> **What you have to do**
Show, in full, each line of the data that contains "vcxproj".
** BEGIN Data shown **
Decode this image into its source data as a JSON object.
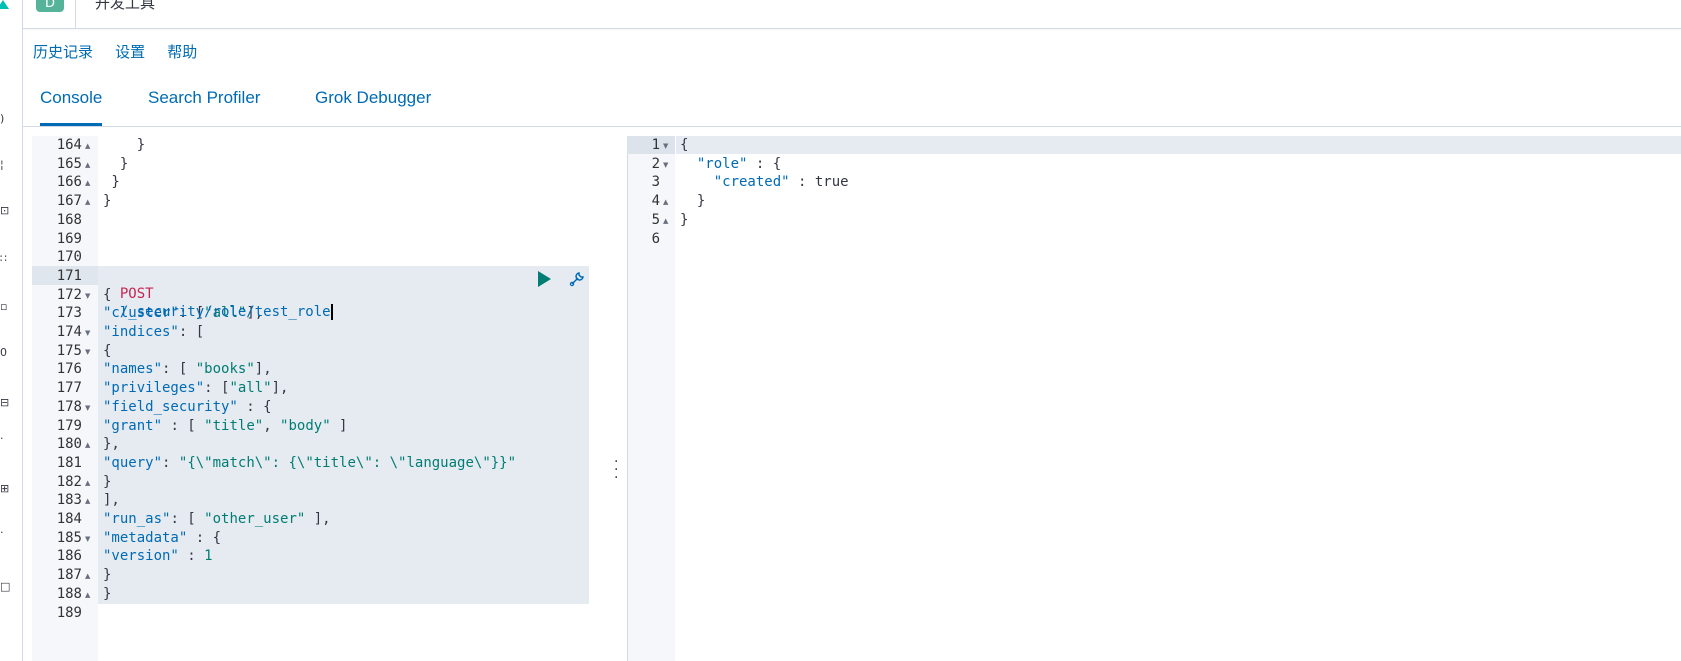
{
  "header": {
    "app_badge": "D",
    "title": "开发工具"
  },
  "menu": {
    "history": "历史记录",
    "settings": "设置",
    "help": "帮助"
  },
  "tabs": [
    {
      "label": "Console",
      "active": true
    },
    {
      "label": "Search Profiler",
      "active": false
    },
    {
      "label": "Grok Debugger",
      "active": false
    }
  ],
  "leftnav": {
    "glyphs": [
      ")",
      "¦",
      "⊡",
      "∷",
      "▫",
      "0",
      "⊟",
      "·",
      "⊞",
      "·",
      "□"
    ]
  },
  "request": {
    "method": "POST",
    "url": "/_security/role/test_role",
    "lines": [
      {
        "n": "164",
        "fold": "up",
        "text": "    }"
      },
      {
        "n": "165",
        "fold": "up",
        "text": "  }"
      },
      {
        "n": "166",
        "fold": "up",
        "text": " }"
      },
      {
        "n": "167",
        "fold": "up",
        "text": "}"
      },
      {
        "n": "168",
        "fold": "",
        "text": ""
      },
      {
        "n": "169",
        "fold": "",
        "text": ""
      },
      {
        "n": "170",
        "fold": "",
        "text": ""
      },
      {
        "n": "171",
        "fold": "",
        "text": ""
      },
      {
        "n": "172",
        "fold": "down",
        "text": "{"
      },
      {
        "n": "173",
        "fold": "",
        "text": "\"cluster\": [\"all\"],"
      },
      {
        "n": "174",
        "fold": "down",
        "text": "\"indices\": ["
      },
      {
        "n": "175",
        "fold": "down",
        "text": "{"
      },
      {
        "n": "176",
        "fold": "",
        "text": "\"names\": [ \"books\"],"
      },
      {
        "n": "177",
        "fold": "",
        "text": "\"privileges\": [\"all\"],"
      },
      {
        "n": "178",
        "fold": "down",
        "text": "\"field_security\" : {"
      },
      {
        "n": "179",
        "fold": "",
        "text": "\"grant\" : [ \"title\", \"body\" ]"
      },
      {
        "n": "180",
        "fold": "up",
        "text": "},"
      },
      {
        "n": "181",
        "fold": "",
        "text": "\"query\": \"{\\\"match\\\": {\\\"title\\\": \\\"language\\\"}}\""
      },
      {
        "n": "182",
        "fold": "up",
        "text": "}"
      },
      {
        "n": "183",
        "fold": "up",
        "text": "],"
      },
      {
        "n": "184",
        "fold": "",
        "text": "\"run_as\": [ \"other_user\" ],"
      },
      {
        "n": "185",
        "fold": "down",
        "text": "\"metadata\" : {"
      },
      {
        "n": "186",
        "fold": "",
        "text": "\"version\" : 1"
      },
      {
        "n": "187",
        "fold": "up",
        "text": "}"
      },
      {
        "n": "188",
        "fold": "up",
        "text": "}"
      },
      {
        "n": "189",
        "fold": "",
        "text": ""
      }
    ]
  },
  "response": {
    "lines": [
      {
        "n": "1",
        "fold": "down",
        "text": "{"
      },
      {
        "n": "2",
        "fold": "down",
        "text": "  \"role\" : {"
      },
      {
        "n": "3",
        "fold": "",
        "text": "    \"created\" : true"
      },
      {
        "n": "4",
        "fold": "up",
        "text": "  }"
      },
      {
        "n": "5",
        "fold": "up",
        "text": "}"
      },
      {
        "n": "6",
        "fold": "",
        "text": ""
      }
    ]
  },
  "colors": {
    "link": "#006bb4",
    "string": "#017d73",
    "method": "#c7254e",
    "bool": "#6b3bd8",
    "badge": "#54b399",
    "highlight": "#e6ebf2"
  },
  "icons": {
    "send": "play-icon",
    "settings": "wrench-icon",
    "resize": "vertical-ellipsis-icon"
  }
}
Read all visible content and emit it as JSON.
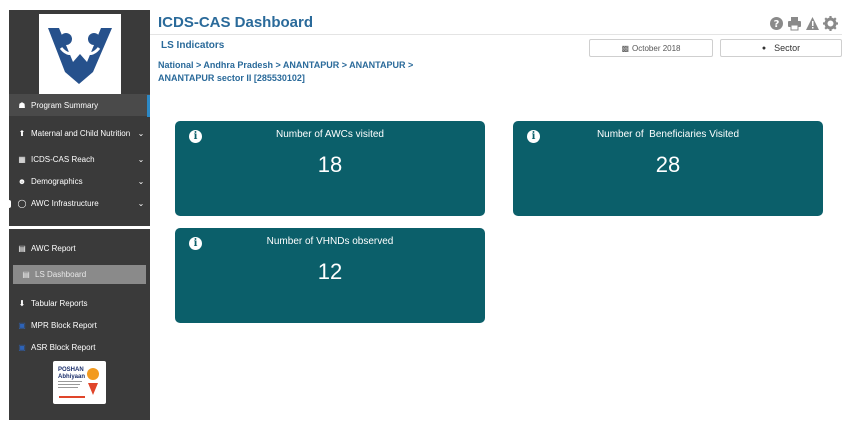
{
  "app": {
    "title": "ICDS-CAS Dashboard"
  },
  "header": {
    "subtitle": "LS Indicators",
    "breadcrumb": "National > Andhra Pradesh > ANANTAPUR > ANANTAPUR > ANANTAPUR sector II [285530102]",
    "date_filter": "October 2018",
    "sector_filter": "Sector",
    "icons": [
      "help-icon",
      "print-icon",
      "warning-icon",
      "gear-icon"
    ]
  },
  "sidebar": {
    "items": [
      {
        "label": "Program Summary",
        "icon": "home-icon",
        "chevron": ""
      },
      {
        "label": "Maternal and Child Nutrition",
        "icon": "pin-icon",
        "chevron": "⌄"
      },
      {
        "label": "ICDS-CAS Reach",
        "icon": "bar-chart-icon",
        "chevron": "⌄"
      },
      {
        "label": "Demographics",
        "icon": "users-icon",
        "chevron": "⌄"
      },
      {
        "label": "AWC Infrastructure",
        "icon": "bulb-icon",
        "chevron": "⌄"
      }
    ],
    "reports": [
      {
        "label": "AWC Report",
        "icon": "report-icon"
      },
      {
        "label": "LS Dashboard",
        "icon": "dashboard-icon"
      },
      {
        "label": "Tabular Reports",
        "icon": "download-icon"
      },
      {
        "label": "MPR Block Report",
        "icon": "block-report-icon"
      },
      {
        "label": "ASR Block Report",
        "icon": "block-report-icon"
      }
    ],
    "poshan_logo": {
      "line1": "POSHAN",
      "line2": "Abhiyaan"
    }
  },
  "cards": [
    {
      "title": "Number of AWCs visited",
      "value": "18"
    },
    {
      "title": "Number of  Beneficiaries Visited",
      "value": "28"
    },
    {
      "title": "Number of VHNDs observed",
      "value": "12"
    }
  ],
  "colors": {
    "card": "#0b5f6a",
    "title": "#2a6a9a",
    "sidebar": "#3a3a3a",
    "accent": "#2c89c6"
  }
}
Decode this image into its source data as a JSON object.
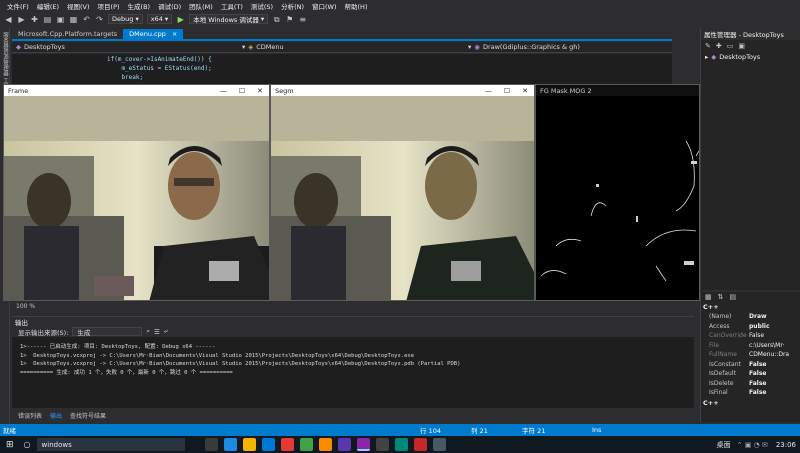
{
  "menu": [
    "文件(F)",
    "编辑(E)",
    "视图(V)",
    "项目(P)",
    "生成(B)",
    "调试(D)",
    "团队(M)",
    "工具(T)",
    "测试(S)",
    "分析(N)",
    "窗口(W)",
    "帮助(H)"
  ],
  "toolbar": {
    "config": "Debug",
    "platform": "x64",
    "run_target": "本地 Windows 调试器"
  },
  "left_strip": "服务器资源管理器 工具箱",
  "doc_tabs": [
    {
      "label": "Microsoft.Cpp.Platform.targets",
      "active": false
    },
    {
      "label": "DMenu.cpp",
      "active": true
    }
  ],
  "navbar": {
    "project": "DesktopToys",
    "class": "CDMenu",
    "method": "Draw(Gdiplus::Graphics & gh)"
  },
  "code_lines": [
    "if(m_cover->IsAnimateEnd()) {",
    "    m_eStatus = EStatus(end);",
    "    break;"
  ],
  "solution_explorer": {
    "title": "属性管理器 - DesktopToys",
    "root": "DesktopToys"
  },
  "cv_windows": [
    {
      "title": "Frame"
    },
    {
      "title": "Segm"
    },
    {
      "title": "FG Mask MOG 2"
    }
  ],
  "zoom": "100 %",
  "output": {
    "title": "输出",
    "source_label": "显示输出来源(S):",
    "source_value": "生成",
    "lines": [
      "1>------ 已启动生成: 项目: DesktopToys, 配置: Debug x64 ------",
      "1>  DesktopToys.vcxproj -> C:\\Users\\Mr·Bian\\Documents\\Visual Studio 2015\\Projects\\DesktopToys\\x64\\Debug\\DesktopToys.exe",
      "1>  DesktopToys.vcxproj -> C:\\Users\\Mr·Bian\\Documents\\Visual Studio 2015\\Projects\\DesktopToys\\x64\\Debug\\DesktopToys.pdb (Partial PDB)",
      "========== 生成: 成功 1 个，失败 0 个，最新 0 个，跳过 0 个 =========="
    ]
  },
  "bottom_tabs": [
    "错误列表",
    "输出",
    "查找符号结果"
  ],
  "properties": {
    "section": "C++",
    "rows": [
      {
        "k": "(Name)",
        "v": "Draw",
        "dim": false,
        "bold": true
      },
      {
        "k": "Access",
        "v": "public",
        "dim": false,
        "bold": true
      },
      {
        "k": "CanOverride",
        "v": "False",
        "dim": true,
        "bold": false
      },
      {
        "k": "File",
        "v": "c:\\Users\\Mr·",
        "dim": true,
        "bold": false
      },
      {
        "k": "FullName",
        "v": "CDMenu::Dra",
        "dim": true,
        "bold": false
      },
      {
        "k": "IsConstant",
        "v": "False",
        "dim": false,
        "bold": true
      },
      {
        "k": "IsDefault",
        "v": "False",
        "dim": false,
        "bold": true
      },
      {
        "k": "IsDelete",
        "v": "False",
        "dim": false,
        "bold": true
      },
      {
        "k": "IsFinal",
        "v": "False",
        "dim": false,
        "bold": true
      }
    ],
    "footer": "C++"
  },
  "status": {
    "left": "就绪",
    "row": "行 104",
    "col": "列 21",
    "char": "字符 21",
    "mode": "Ins"
  },
  "taskbar": {
    "search": "windows",
    "desktop": "桌面",
    "time": "23:06"
  },
  "colors": {
    "accent": "#007acc",
    "bg": "#2d2d30",
    "editor": "#1e1e1e"
  }
}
** END Data shown **
> **Right answer**
      "1>  DesktopToys.vcxproj -> C:\\Users\\Mr·Bian\\Documents\\Visual Studio 2015\\Projects\\DesktopToys\\x64\\Debug\\DesktopToys.exe",
      "1>  DesktopToys.vcxproj -> C:\\Users\\Mr·Bian\\Documents\\Visual Studio 2015\\Projects\\DesktopToys\\x64\\Debug\\DesktopToys.pdb (Partial PDB)",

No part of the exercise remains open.